WHAT THE TASK ASKS: Make an exact copy of all the entries, with the pictures left out.

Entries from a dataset
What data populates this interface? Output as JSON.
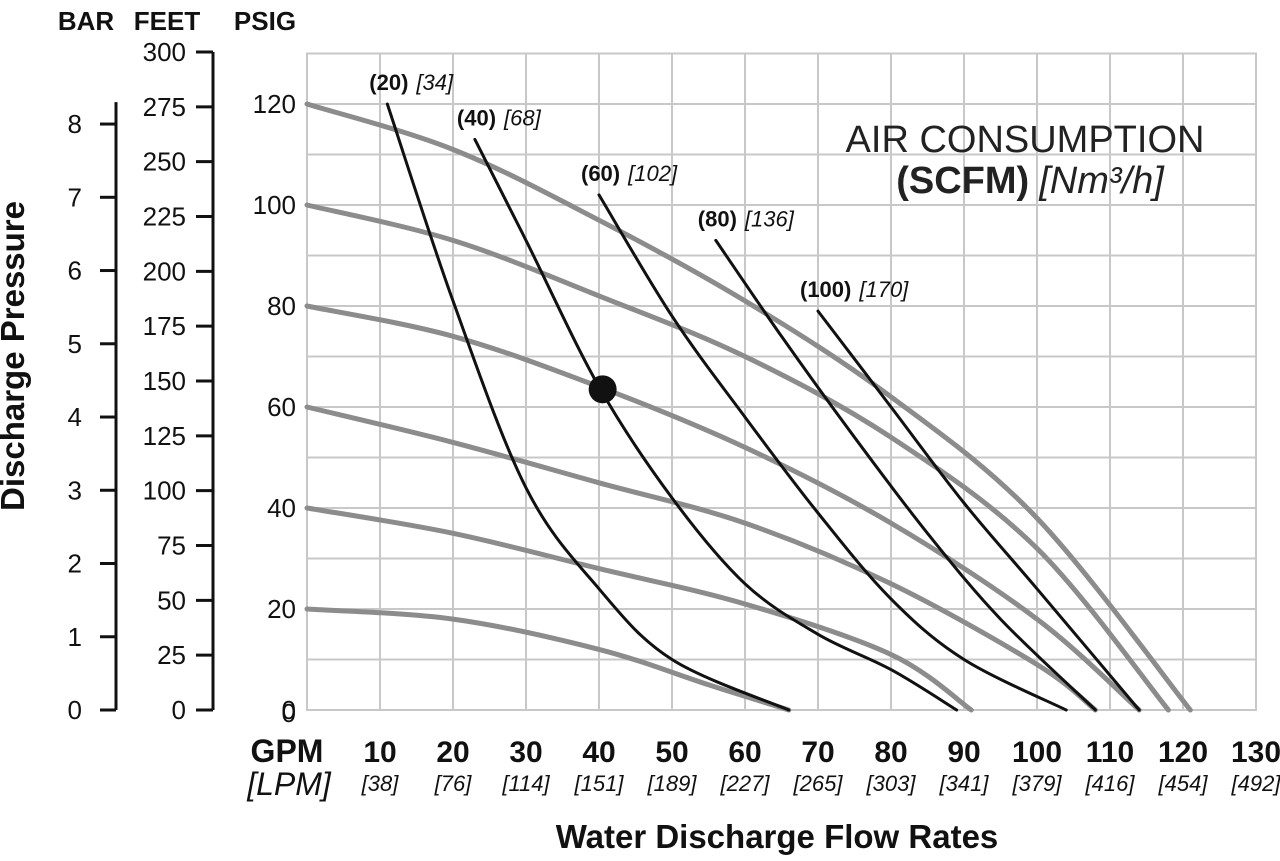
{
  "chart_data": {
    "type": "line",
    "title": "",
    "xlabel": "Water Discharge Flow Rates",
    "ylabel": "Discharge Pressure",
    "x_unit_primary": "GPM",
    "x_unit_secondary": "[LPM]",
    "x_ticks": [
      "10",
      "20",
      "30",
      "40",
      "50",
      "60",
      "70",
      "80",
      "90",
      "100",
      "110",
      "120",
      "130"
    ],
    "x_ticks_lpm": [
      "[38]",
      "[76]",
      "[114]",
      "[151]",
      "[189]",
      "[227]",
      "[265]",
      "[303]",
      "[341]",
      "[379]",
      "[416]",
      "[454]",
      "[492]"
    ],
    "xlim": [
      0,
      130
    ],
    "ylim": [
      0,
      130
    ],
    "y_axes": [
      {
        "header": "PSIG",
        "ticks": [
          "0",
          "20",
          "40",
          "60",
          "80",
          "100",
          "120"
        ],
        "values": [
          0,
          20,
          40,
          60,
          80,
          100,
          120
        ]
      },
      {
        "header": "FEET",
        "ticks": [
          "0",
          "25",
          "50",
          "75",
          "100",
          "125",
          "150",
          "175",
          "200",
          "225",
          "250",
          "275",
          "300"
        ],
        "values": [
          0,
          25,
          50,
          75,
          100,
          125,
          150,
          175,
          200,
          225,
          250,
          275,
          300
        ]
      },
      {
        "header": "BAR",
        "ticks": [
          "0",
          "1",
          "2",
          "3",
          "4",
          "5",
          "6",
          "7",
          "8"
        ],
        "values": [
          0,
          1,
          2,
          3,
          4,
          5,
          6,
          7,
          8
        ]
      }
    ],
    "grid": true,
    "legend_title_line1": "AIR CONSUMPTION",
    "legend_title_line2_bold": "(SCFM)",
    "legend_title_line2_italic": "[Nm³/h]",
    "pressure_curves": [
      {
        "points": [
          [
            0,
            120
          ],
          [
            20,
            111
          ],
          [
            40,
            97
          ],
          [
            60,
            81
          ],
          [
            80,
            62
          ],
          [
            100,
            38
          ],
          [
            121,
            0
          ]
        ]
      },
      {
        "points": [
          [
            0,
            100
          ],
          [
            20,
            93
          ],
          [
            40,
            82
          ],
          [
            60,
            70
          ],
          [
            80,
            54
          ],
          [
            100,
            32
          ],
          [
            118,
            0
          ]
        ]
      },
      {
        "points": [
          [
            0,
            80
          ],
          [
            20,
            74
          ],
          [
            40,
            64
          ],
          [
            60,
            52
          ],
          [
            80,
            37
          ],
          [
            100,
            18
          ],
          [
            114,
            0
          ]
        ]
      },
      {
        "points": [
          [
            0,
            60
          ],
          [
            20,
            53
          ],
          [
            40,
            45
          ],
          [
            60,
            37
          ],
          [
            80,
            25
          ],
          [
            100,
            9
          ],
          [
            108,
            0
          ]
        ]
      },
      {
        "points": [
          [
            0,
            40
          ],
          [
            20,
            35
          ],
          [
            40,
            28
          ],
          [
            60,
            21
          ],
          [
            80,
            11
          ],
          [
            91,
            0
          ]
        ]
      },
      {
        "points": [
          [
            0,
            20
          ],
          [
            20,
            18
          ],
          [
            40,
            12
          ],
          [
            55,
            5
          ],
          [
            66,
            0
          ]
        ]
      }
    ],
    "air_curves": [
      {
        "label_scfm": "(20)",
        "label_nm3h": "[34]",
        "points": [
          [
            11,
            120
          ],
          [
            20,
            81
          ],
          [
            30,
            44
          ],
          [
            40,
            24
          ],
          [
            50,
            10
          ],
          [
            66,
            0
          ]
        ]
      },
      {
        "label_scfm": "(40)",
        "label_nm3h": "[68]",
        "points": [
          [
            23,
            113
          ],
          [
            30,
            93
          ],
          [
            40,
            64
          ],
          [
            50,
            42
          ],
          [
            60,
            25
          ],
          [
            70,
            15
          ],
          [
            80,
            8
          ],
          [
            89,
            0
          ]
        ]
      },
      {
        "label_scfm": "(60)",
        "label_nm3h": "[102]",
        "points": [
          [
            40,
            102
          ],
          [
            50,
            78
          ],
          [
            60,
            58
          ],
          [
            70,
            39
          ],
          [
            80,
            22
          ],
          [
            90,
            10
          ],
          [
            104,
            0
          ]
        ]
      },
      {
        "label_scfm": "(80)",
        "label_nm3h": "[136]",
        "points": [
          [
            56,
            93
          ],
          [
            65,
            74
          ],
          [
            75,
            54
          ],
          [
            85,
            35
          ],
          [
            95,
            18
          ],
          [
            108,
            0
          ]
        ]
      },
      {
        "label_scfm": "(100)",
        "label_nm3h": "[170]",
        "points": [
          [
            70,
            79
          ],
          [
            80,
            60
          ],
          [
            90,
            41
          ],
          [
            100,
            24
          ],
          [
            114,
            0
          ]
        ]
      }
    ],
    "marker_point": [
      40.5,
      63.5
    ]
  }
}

SOLUTION FOR THIS EXERCISE:
What data populates this interface? Output as JSON.
{
  "chart_data": {
    "type": "line",
    "title": "",
    "xlabel": "Water Discharge Flow Rates",
    "ylabel": "Discharge Pressure",
    "x_unit_primary": "GPM",
    "x_unit_secondary": "[LPM]",
    "x_ticks": [
      "10",
      "20",
      "30",
      "40",
      "50",
      "60",
      "70",
      "80",
      "90",
      "100",
      "110",
      "120",
      "130"
    ],
    "x_ticks_lpm": [
      "[38]",
      "[76]",
      "[114]",
      "[151]",
      "[189]",
      "[227]",
      "[265]",
      "[303]",
      "[341]",
      "[379]",
      "[416]",
      "[454]",
      "[492]"
    ],
    "xlim": [
      0,
      130
    ],
    "ylim": [
      0,
      130
    ],
    "y_axes": [
      {
        "header": "PSIG",
        "ticks": [
          "0",
          "20",
          "40",
          "60",
          "80",
          "100",
          "120"
        ],
        "values": [
          0,
          20,
          40,
          60,
          80,
          100,
          120
        ]
      },
      {
        "header": "FEET",
        "ticks": [
          "0",
          "25",
          "50",
          "75",
          "100",
          "125",
          "150",
          "175",
          "200",
          "225",
          "250",
          "275",
          "300"
        ],
        "values": [
          0,
          25,
          50,
          75,
          100,
          125,
          150,
          175,
          200,
          225,
          250,
          275,
          300
        ]
      },
      {
        "header": "BAR",
        "ticks": [
          "0",
          "1",
          "2",
          "3",
          "4",
          "5",
          "6",
          "7",
          "8"
        ],
        "values": [
          0,
          1,
          2,
          3,
          4,
          5,
          6,
          7,
          8
        ]
      }
    ],
    "grid": true,
    "legend_title_line1": "AIR CONSUMPTION",
    "legend_title_line2_bold": "(SCFM)",
    "legend_title_line2_italic": "[Nm³/h]",
    "pressure_curves": [
      {
        "points": [
          [
            0,
            120
          ],
          [
            20,
            111
          ],
          [
            40,
            97
          ],
          [
            60,
            81
          ],
          [
            80,
            62
          ],
          [
            100,
            38
          ],
          [
            121,
            0
          ]
        ]
      },
      {
        "points": [
          [
            0,
            100
          ],
          [
            20,
            93
          ],
          [
            40,
            82
          ],
          [
            60,
            70
          ],
          [
            80,
            54
          ],
          [
            100,
            32
          ],
          [
            118,
            0
          ]
        ]
      },
      {
        "points": [
          [
            0,
            80
          ],
          [
            20,
            74
          ],
          [
            40,
            64
          ],
          [
            60,
            52
          ],
          [
            80,
            37
          ],
          [
            100,
            18
          ],
          [
            114,
            0
          ]
        ]
      },
      {
        "points": [
          [
            0,
            60
          ],
          [
            20,
            53
          ],
          [
            40,
            45
          ],
          [
            60,
            37
          ],
          [
            80,
            25
          ],
          [
            100,
            9
          ],
          [
            108,
            0
          ]
        ]
      },
      {
        "points": [
          [
            0,
            40
          ],
          [
            20,
            35
          ],
          [
            40,
            28
          ],
          [
            60,
            21
          ],
          [
            80,
            11
          ],
          [
            91,
            0
          ]
        ]
      },
      {
        "points": [
          [
            0,
            20
          ],
          [
            20,
            18
          ],
          [
            40,
            12
          ],
          [
            55,
            5
          ],
          [
            66,
            0
          ]
        ]
      }
    ],
    "air_curves": [
      {
        "label_scfm": "(20)",
        "label_nm3h": "[34]",
        "points": [
          [
            11,
            120
          ],
          [
            20,
            81
          ],
          [
            30,
            44
          ],
          [
            40,
            24
          ],
          [
            50,
            10
          ],
          [
            66,
            0
          ]
        ]
      },
      {
        "label_scfm": "(40)",
        "label_nm3h": "[68]",
        "points": [
          [
            23,
            113
          ],
          [
            30,
            93
          ],
          [
            40,
            64
          ],
          [
            50,
            42
          ],
          [
            60,
            25
          ],
          [
            70,
            15
          ],
          [
            80,
            8
          ],
          [
            89,
            0
          ]
        ]
      },
      {
        "label_scfm": "(60)",
        "label_nm3h": "[102]",
        "points": [
          [
            40,
            102
          ],
          [
            50,
            78
          ],
          [
            60,
            58
          ],
          [
            70,
            39
          ],
          [
            80,
            22
          ],
          [
            90,
            10
          ],
          [
            104,
            0
          ]
        ]
      },
      {
        "label_scfm": "(80)",
        "label_nm3h": "[136]",
        "points": [
          [
            56,
            93
          ],
          [
            65,
            74
          ],
          [
            75,
            54
          ],
          [
            85,
            35
          ],
          [
            95,
            18
          ],
          [
            108,
            0
          ]
        ]
      },
      {
        "label_scfm": "(100)",
        "label_nm3h": "[170]",
        "points": [
          [
            70,
            79
          ],
          [
            80,
            60
          ],
          [
            90,
            41
          ],
          [
            100,
            24
          ],
          [
            114,
            0
          ]
        ]
      }
    ],
    "marker_point": [
      40.5,
      63.5
    ]
  }
}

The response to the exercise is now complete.